Reproduce every line of the records below word for word, leaving out the pictures.

# Element and region data:
----------------------------------------
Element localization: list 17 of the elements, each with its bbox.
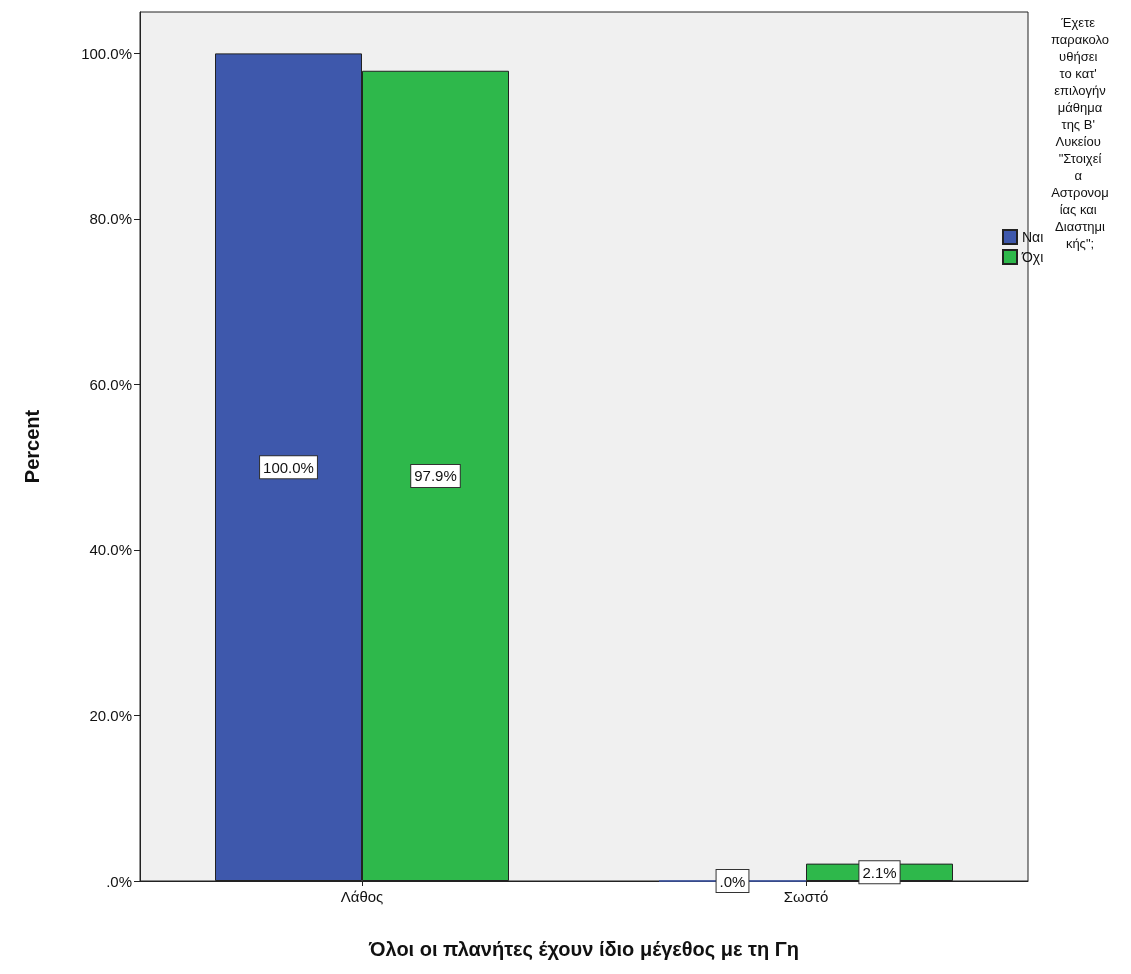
data-label: 100.0% [263, 458, 314, 476]
x-tick-label: Λάθος [340, 888, 384, 905]
y-axis-title: Percent [21, 409, 43, 484]
x-axis-title: Όλοι οι πλανήτες έχουν ίδιο μέγεθος με τη Γη [368, 938, 799, 960]
y-tick-label: 40.0% [89, 541, 132, 559]
y-tick-label: 100.0% [81, 44, 132, 62]
y-tick-label: .0% [106, 872, 132, 890]
legend-label: Ναι [1022, 229, 1044, 245]
legend-label: Όχι [1021, 249, 1044, 265]
y-tick-label: 60.0% [89, 375, 132, 393]
y-tick-label: 80.0% [89, 210, 132, 228]
data-label: 97.9% [414, 467, 457, 485]
data-label: 2.1% [862, 863, 897, 881]
y-tick-label: 20.0% [89, 706, 132, 724]
data-label: .0% [719, 872, 746, 890]
x-tick-label: Σωστό [783, 888, 829, 905]
text: Έχετε παρακολουθήσει το κατ' επιλογήν μάθημα της Β' Λυκείου "Στοιχεία Αστρονομίας και Διαστημικής"; [1050, 15, 1110, 251]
----------------------------------------
# IN RESPONSE:
Element localization: list 17 of the elements, each with its bbox.
data-label: 100.0% [263, 458, 314, 476]
x-tick-label: Λάθος [340, 888, 384, 905]
y-axis-title: Percent [21, 409, 43, 484]
x-axis-title: Όλοι οι πλανήτες έχουν ίδιο μέγεθος με τη Γη [368, 938, 799, 960]
y-tick-label: 40.0% [89, 541, 132, 559]
y-tick-label: 100.0% [81, 44, 132, 62]
y-tick-label: .0% [106, 872, 132, 890]
legend-label: Ναι [1022, 229, 1044, 245]
legend-label: Όχι [1021, 249, 1044, 265]
y-tick-label: 60.0% [89, 375, 132, 393]
y-tick-label: 80.0% [89, 210, 132, 228]
data-label: 97.9% [414, 467, 457, 485]
data-label: 2.1% [862, 863, 897, 881]
y-tick-label: 20.0% [89, 706, 132, 724]
data-label: .0% [719, 872, 746, 890]
x-tick-label: Σωστό [783, 888, 829, 905]
text: Έχετε παρακολουθήσει το κατ' επιλογήν μάθημα της Β' Λυκείου "Στοιχεία Αστρονομίας και Διαστημικής"; [1050, 15, 1110, 251]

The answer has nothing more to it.